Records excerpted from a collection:

+===+

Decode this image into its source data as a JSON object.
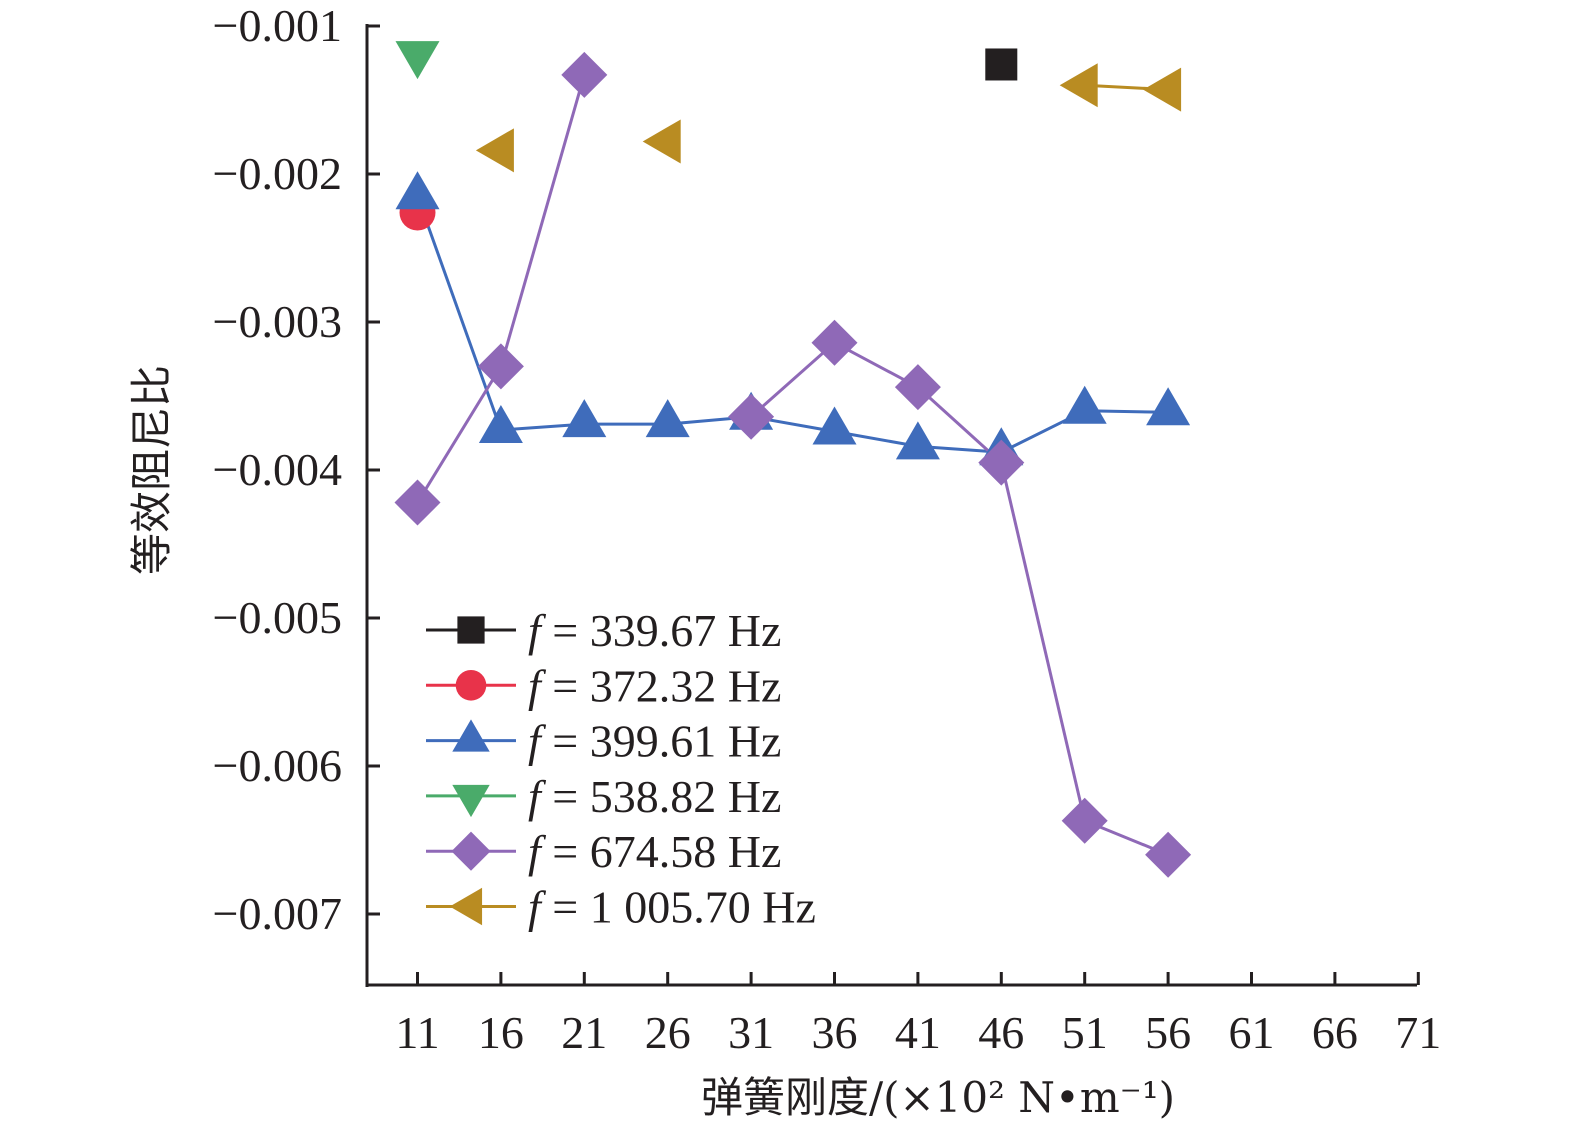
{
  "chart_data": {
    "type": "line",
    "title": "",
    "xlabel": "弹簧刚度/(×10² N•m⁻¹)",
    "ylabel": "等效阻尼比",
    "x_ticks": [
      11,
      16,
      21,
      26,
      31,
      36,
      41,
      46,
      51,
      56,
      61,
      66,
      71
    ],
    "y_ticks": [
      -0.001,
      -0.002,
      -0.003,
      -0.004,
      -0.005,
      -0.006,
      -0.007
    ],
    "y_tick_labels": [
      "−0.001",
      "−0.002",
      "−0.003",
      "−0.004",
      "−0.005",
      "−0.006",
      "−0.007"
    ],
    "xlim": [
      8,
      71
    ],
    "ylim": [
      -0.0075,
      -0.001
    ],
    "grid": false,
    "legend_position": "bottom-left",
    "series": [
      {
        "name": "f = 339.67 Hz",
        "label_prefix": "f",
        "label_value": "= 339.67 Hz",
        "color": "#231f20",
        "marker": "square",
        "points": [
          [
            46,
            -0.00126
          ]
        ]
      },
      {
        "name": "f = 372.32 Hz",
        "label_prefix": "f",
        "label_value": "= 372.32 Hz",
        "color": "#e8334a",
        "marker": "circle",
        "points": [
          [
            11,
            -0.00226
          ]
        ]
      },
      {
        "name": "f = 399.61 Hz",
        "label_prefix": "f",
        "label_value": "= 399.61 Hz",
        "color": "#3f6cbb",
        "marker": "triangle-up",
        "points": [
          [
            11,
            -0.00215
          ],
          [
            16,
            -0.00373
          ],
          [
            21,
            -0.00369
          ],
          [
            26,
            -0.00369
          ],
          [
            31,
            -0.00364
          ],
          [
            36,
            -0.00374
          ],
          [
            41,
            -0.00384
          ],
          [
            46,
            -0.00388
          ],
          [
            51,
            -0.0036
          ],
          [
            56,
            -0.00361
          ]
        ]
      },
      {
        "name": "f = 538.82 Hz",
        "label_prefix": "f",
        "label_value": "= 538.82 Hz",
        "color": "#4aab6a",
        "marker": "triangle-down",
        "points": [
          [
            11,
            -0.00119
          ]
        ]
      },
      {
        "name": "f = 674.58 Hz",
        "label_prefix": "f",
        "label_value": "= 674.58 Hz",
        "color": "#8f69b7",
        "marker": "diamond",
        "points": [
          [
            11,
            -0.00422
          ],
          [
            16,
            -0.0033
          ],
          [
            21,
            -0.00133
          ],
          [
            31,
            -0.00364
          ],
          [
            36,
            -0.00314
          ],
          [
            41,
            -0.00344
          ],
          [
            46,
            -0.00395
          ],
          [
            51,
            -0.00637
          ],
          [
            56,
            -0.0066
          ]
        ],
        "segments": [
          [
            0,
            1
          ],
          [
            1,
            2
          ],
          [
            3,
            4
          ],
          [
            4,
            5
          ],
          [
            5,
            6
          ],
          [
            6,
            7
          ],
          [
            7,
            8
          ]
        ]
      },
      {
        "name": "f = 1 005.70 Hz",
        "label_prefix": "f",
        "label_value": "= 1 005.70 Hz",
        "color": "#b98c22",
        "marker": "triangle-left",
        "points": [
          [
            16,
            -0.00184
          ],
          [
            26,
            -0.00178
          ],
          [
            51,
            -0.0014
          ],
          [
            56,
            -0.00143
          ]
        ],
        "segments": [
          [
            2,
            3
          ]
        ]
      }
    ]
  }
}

+===+

**What you need to do**
Go through the records and pull out each line that includes the word "color".

**Answer in full**
        "color": "#231f20",
        "color": "#e8334a",
        "color": "#3f6cbb",
        "color": "#4aab6a",
        "color": "#8f69b7",
        "color": "#b98c22",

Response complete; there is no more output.